**** AVAILABLE DATA ****
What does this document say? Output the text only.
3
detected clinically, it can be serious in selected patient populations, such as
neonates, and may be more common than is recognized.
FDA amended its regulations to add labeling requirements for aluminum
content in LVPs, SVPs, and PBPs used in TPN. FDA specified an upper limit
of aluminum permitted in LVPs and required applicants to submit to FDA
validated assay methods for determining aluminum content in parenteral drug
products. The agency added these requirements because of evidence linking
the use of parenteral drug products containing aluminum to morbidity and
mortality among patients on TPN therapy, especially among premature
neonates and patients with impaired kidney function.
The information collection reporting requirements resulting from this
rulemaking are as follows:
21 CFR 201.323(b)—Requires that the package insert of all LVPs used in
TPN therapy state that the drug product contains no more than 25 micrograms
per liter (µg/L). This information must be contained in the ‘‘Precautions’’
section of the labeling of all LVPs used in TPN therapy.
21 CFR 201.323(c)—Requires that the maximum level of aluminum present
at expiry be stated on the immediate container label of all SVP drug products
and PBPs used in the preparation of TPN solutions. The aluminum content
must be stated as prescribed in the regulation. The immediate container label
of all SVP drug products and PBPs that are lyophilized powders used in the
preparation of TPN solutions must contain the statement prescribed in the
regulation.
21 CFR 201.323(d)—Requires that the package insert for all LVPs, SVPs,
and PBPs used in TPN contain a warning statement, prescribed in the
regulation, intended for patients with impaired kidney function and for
****
**** AVAILABLE DATA ****
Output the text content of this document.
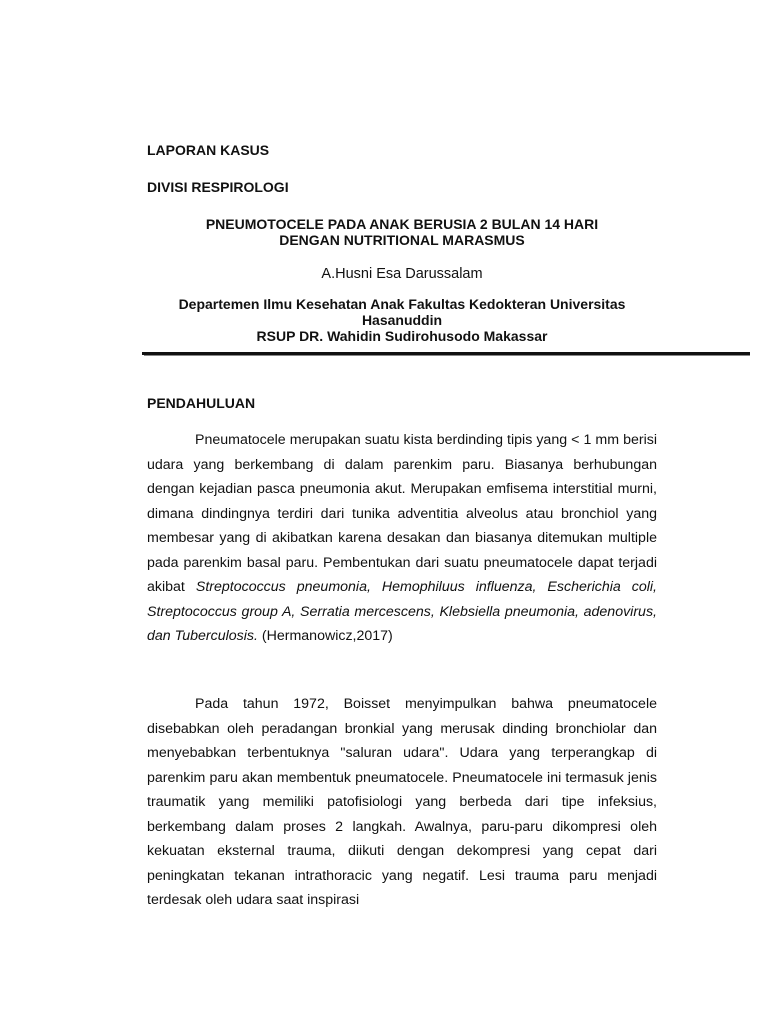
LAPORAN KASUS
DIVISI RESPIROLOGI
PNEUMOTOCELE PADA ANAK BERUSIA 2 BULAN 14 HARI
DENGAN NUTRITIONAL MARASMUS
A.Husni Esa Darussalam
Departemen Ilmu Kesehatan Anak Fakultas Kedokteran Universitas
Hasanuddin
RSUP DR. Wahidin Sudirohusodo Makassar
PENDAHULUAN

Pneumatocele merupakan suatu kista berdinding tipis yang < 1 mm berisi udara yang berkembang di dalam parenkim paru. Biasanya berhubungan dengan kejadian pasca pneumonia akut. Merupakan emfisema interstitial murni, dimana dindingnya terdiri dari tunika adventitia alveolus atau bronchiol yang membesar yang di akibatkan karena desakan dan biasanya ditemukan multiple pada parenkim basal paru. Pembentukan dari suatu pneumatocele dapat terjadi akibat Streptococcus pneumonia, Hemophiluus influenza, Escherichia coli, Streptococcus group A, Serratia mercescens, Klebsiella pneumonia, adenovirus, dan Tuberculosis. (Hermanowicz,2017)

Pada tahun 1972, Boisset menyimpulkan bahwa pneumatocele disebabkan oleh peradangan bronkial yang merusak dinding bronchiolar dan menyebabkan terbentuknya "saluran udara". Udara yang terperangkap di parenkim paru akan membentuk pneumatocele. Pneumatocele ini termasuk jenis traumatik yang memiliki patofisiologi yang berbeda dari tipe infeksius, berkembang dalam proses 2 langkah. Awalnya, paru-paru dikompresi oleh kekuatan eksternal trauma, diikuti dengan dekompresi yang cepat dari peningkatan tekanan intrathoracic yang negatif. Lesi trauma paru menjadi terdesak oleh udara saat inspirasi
****
**WHAT NEEDS TO BE DONE:** Each line of the entries where the string "with" occurs should be shown.

**RESPONSE:**
neonates and patients with impaired kidney function.
regulation, intended for patients with impaired kidney function and for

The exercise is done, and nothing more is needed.